WHAT YOU WILL DO: Print every entry word for word, but omit the pictures.

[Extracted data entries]
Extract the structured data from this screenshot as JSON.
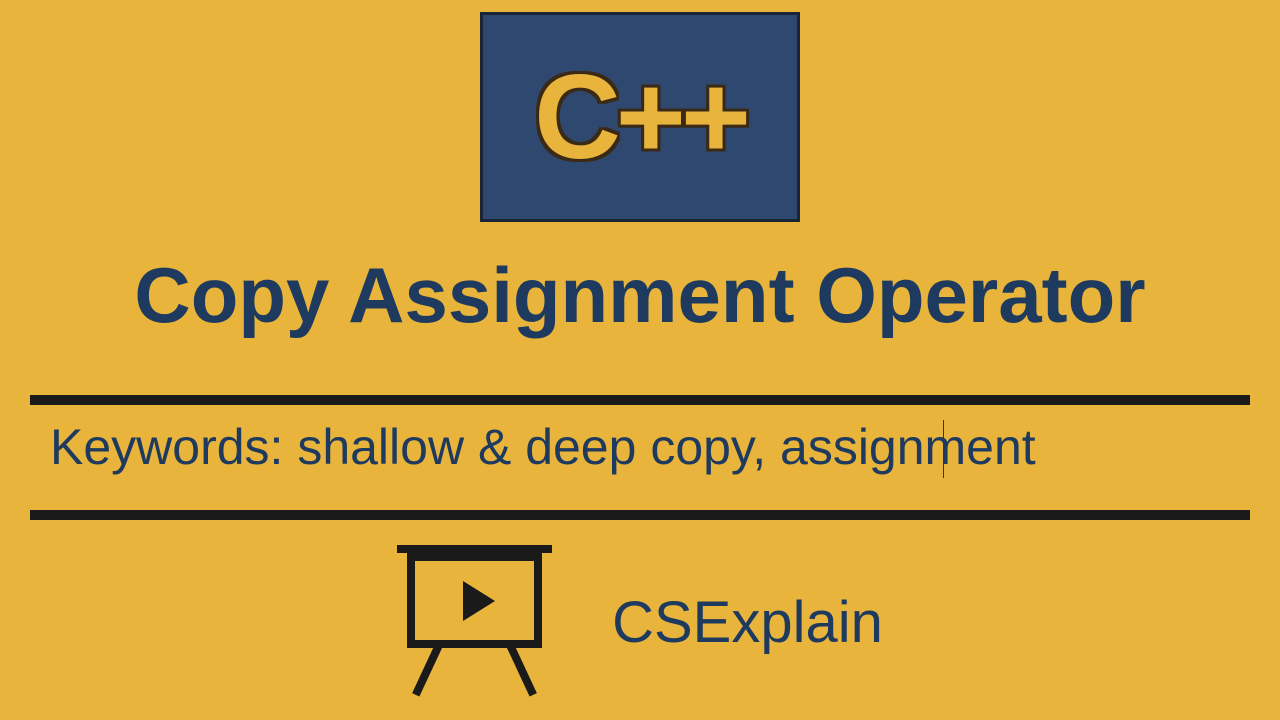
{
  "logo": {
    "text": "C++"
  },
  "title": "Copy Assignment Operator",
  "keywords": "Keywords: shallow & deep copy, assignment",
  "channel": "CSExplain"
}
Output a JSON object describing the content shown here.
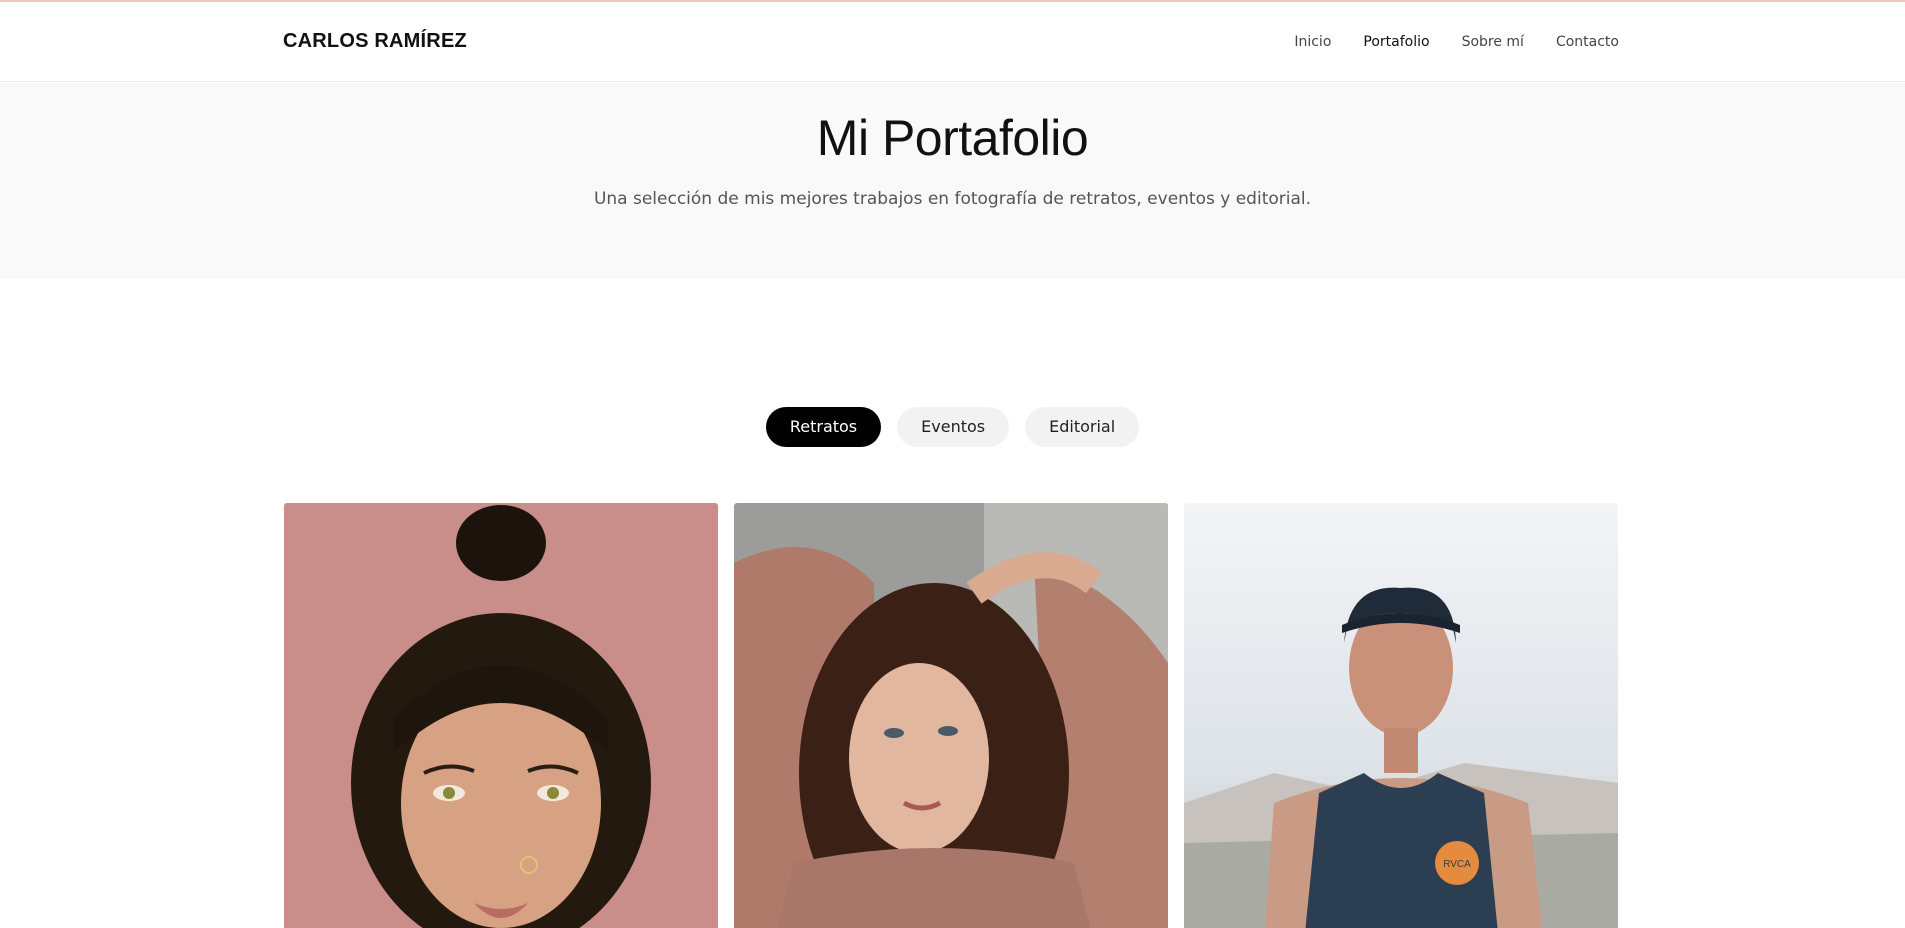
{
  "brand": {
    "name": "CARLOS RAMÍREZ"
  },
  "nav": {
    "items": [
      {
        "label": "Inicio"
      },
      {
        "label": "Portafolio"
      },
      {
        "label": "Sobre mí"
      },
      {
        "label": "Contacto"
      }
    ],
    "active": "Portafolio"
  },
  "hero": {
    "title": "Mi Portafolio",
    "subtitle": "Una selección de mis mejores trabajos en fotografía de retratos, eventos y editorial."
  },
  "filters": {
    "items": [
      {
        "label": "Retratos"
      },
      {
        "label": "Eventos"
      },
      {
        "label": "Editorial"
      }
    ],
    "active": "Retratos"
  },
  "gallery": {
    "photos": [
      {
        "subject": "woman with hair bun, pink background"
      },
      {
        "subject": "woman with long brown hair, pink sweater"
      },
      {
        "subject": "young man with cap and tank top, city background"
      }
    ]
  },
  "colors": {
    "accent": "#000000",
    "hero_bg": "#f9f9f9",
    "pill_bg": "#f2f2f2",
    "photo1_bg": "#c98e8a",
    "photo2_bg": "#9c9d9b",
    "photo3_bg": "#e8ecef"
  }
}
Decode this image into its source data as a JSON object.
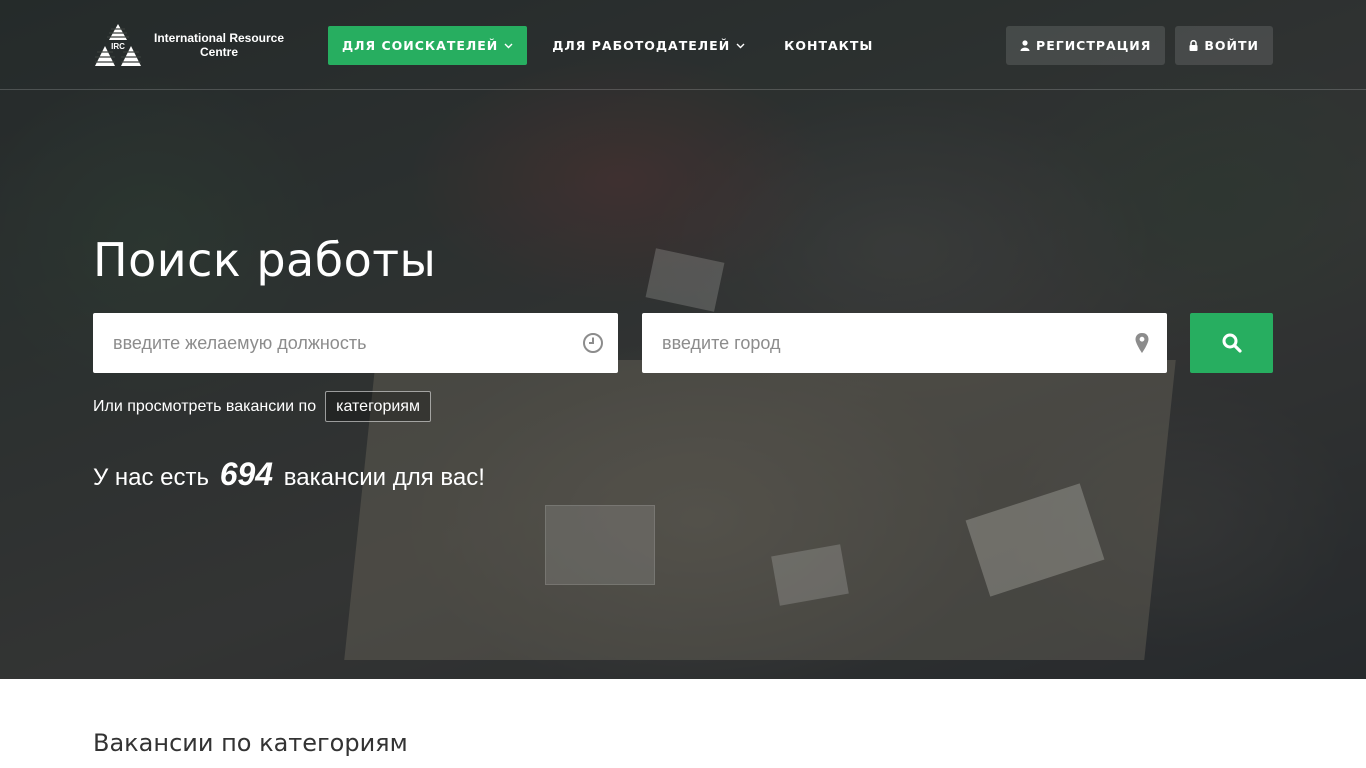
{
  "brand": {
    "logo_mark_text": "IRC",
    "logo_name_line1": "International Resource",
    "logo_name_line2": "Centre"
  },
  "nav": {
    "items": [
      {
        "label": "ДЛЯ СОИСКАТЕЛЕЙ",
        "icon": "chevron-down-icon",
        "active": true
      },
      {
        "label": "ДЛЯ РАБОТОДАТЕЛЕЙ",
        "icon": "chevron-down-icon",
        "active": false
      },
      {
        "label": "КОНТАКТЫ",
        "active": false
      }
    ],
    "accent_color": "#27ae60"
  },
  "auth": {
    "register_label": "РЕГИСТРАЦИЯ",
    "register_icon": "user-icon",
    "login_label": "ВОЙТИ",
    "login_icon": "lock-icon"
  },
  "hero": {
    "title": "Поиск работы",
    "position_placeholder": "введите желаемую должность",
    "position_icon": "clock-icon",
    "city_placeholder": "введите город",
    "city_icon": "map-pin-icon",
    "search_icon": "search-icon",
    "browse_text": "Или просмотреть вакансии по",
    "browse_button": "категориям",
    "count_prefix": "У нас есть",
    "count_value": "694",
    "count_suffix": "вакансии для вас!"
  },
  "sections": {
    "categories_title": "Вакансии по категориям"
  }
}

COMPLETED EXERCISE:
Extract the structured data from this screenshot as JSON.
{
  "logo": {
    "text": "C++"
  },
  "title": "Copy Assignment Operator",
  "keywords": "Keywords: shallow & deep copy, assignment",
  "channel": "CSExplain"
}
Output a JSON object describing the content shown here.
{
  "brand": {
    "name": "CARLOS RAMÍREZ"
  },
  "nav": {
    "items": [
      {
        "label": "Inicio"
      },
      {
        "label": "Portafolio"
      },
      {
        "label": "Sobre mí"
      },
      {
        "label": "Contacto"
      }
    ],
    "active": "Portafolio"
  },
  "hero": {
    "title": "Mi Portafolio",
    "subtitle": "Una selección de mis mejores trabajos en fotografía de retratos, eventos y editorial."
  },
  "filters": {
    "items": [
      {
        "label": "Retratos"
      },
      {
        "label": "Eventos"
      },
      {
        "label": "Editorial"
      }
    ],
    "active": "Retratos"
  },
  "gallery": {
    "photos": [
      {
        "subject": "woman with hair bun, pink background"
      },
      {
        "subject": "woman with long brown hair, pink sweater"
      },
      {
        "subject": "young man with cap and tank top, city background"
      }
    ]
  },
  "colors": {
    "accent": "#000000",
    "hero_bg": "#f9f9f9",
    "pill_bg": "#f2f2f2",
    "photo1_bg": "#c98e8a",
    "photo2_bg": "#9c9d9b",
    "photo3_bg": "#e8ecef"
  }
}
Decode this image into its source data as a JSON object.
{
  "brand": {
    "logo_mark_text": "IRC",
    "logo_name_line1": "International Resource",
    "logo_name_line2": "Centre"
  },
  "nav": {
    "items": [
      {
        "label": "ДЛЯ СОИСКАТЕЛЕЙ",
        "icon": "chevron-down-icon",
        "active": true
      },
      {
        "label": "ДЛЯ РАБОТОДАТЕЛЕЙ",
        "icon": "chevron-down-icon",
        "active": false
      },
      {
        "label": "КОНТАКТЫ",
        "active": false
      }
    ],
    "accent_color": "#27ae60"
  },
  "auth": {
    "register_label": "РЕГИСТРАЦИЯ",
    "register_icon": "user-icon",
    "login_label": "ВОЙТИ",
    "login_icon": "lock-icon"
  },
  "hero": {
    "title": "Поиск работы",
    "position_placeholder": "введите желаемую должность",
    "position_icon": "clock-icon",
    "city_placeholder": "введите город",
    "city_icon": "map-pin-icon",
    "search_icon": "search-icon",
    "browse_text": "Или просмотреть вакансии по",
    "browse_button": "категориям",
    "count_prefix": "У нас есть",
    "count_value": "694",
    "count_suffix": "вакансии для вас!"
  },
  "sections": {
    "categories_title": "Вакансии по категориям"
  }
}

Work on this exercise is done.